**WHAT NEEDS TO BE DONE**
Every record here should be printed again exactly.

**RECORDS SUPPLIED**

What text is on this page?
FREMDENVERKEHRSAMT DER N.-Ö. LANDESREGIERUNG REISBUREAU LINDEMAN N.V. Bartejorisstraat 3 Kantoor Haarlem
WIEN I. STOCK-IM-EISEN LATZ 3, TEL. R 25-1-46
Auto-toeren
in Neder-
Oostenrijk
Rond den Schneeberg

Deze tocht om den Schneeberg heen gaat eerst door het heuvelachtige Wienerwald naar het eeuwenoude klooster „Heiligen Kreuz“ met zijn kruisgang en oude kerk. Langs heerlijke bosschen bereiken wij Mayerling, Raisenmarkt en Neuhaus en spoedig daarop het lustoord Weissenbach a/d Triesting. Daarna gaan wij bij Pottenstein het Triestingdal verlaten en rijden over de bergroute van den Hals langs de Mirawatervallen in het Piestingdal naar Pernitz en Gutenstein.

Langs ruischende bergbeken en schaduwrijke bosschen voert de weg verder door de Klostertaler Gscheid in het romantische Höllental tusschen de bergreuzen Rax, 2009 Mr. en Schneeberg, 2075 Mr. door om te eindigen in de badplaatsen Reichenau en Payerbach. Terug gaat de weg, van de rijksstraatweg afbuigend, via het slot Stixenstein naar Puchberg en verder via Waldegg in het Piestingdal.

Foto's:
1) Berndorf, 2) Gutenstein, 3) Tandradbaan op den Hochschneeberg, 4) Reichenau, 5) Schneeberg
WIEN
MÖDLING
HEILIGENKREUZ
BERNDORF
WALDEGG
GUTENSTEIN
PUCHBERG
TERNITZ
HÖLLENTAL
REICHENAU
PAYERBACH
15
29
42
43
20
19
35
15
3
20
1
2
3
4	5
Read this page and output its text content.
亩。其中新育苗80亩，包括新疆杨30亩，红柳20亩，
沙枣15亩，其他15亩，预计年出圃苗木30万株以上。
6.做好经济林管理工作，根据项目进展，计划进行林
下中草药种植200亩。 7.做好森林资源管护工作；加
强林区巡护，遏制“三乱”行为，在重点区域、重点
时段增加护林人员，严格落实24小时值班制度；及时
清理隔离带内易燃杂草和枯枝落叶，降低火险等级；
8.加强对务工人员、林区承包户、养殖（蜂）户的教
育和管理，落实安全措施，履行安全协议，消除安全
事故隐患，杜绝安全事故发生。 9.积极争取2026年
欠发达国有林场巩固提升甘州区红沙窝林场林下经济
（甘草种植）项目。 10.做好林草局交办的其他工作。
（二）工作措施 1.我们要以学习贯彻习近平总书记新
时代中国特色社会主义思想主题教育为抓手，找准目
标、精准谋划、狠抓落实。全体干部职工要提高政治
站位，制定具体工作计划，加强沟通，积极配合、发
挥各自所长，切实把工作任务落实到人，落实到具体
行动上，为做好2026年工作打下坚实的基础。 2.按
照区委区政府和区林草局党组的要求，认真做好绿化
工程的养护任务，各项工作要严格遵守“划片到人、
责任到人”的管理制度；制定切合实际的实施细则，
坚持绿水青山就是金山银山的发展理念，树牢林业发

**SOLUTION FOR THIS TASK**
What text is on this page?
FREMDENVERKEHRSAMT DER N.-Ö. LANDESREGIERUNG REISBUREAU LINDEMAN N.V. Bartejorisstraat 3 Kantoor Haarlem
WIEN I. STOCK-IM-EISEN LATZ 3, TEL. R 25-1-46
Auto-toeren
in Neder-
Oostenrijk
Rond den Schneeberg

Deze tocht om den Schneeberg heen gaat eerst door het heuvelachtige Wienerwald naar het eeuwenoude klooster „Heiligen Kreuz“ met zijn kruisgang en oude kerk. Langs heerlijke bosschen bereiken wij Mayerling, Raisenmarkt en Neuhaus en spoedig daarop het lustoord Weissenbach a/d Triesting. Daarna gaan wij bij Pottenstein het Triestingdal verlaten en rijden over de bergroute van den Hals langs de Mirawatervallen in het Piestingdal naar Pernitz en Gutenstein.

Langs ruischende bergbeken en schaduwrijke bosschen voert de weg verder door de Klostertaler Gscheid in het romantische Höllental tusschen de bergreuzen Rax, 2009 Mr. en Schneeberg, 2075 Mr. door om te eindigen in de badplaatsen Reichenau en Payerbach. Terug gaat de weg, van de rijksstraatweg afbuigend, via het slot Stixenstein naar Puchberg en verder via Waldegg in het Piestingdal.

Foto's:
1) Berndorf, 2) Gutenstein, 3) Tandradbaan op den Hochschneeberg, 4) Reichenau, 5) Schneeberg
WIEN
MÖDLING
HEILIGENKREUZ
BERNDORF
WALDEGG
GUTENSTEIN
PUCHBERG
TERNITZ
HÖLLENTAL
REICHENAU
PAYERBACH
15
29
42
43
20
19
35
15
3
20
1
2
3
4	5
Read this page and output its text content.
亩。其中新育苗80亩，包括新疆杨30亩，红柳20亩，
沙枣15亩，其他15亩，预计年出圃苗木30万株以上。
6.做好经济林管理工作，根据项目进展，计划进行林
下中草药种植200亩。 7.做好森林资源管护工作；加
强林区巡护，遏制“三乱”行为，在重点区域、重点
时段增加护林人员，严格落实24小时值班制度；及时
清理隔离带内易燃杂草和枯枝落叶，降低火险等级；
8.加强对务工人员、林区承包户、养殖（蜂）户的教
育和管理，落实安全措施，履行安全协议，消除安全
事故隐患，杜绝安全事故发生。 9.积极争取2026年
欠发达国有林场巩固提升甘州区红沙窝林场林下经济
（甘草种植）项目。 10.做好林草局交办的其他工作。
（二）工作措施 1.我们要以学习贯彻习近平总书记新
时代中国特色社会主义思想主题教育为抓手，找准目
标、精准谋划、狠抓落实。全体干部职工要提高政治
站位，制定具体工作计划，加强沟通，积极配合、发
挥各自所长，切实把工作任务落实到人，落实到具体
行动上，为做好2026年工作打下坚实的基础。 2.按
照区委区政府和区林草局党组的要求，认真做好绿化
工程的养护任务，各项工作要严格遵守“划片到人、
责任到人”的管理制度；制定切合实际的实施细则，
坚持绿水青山就是金山银山的发展理念，树牢林业发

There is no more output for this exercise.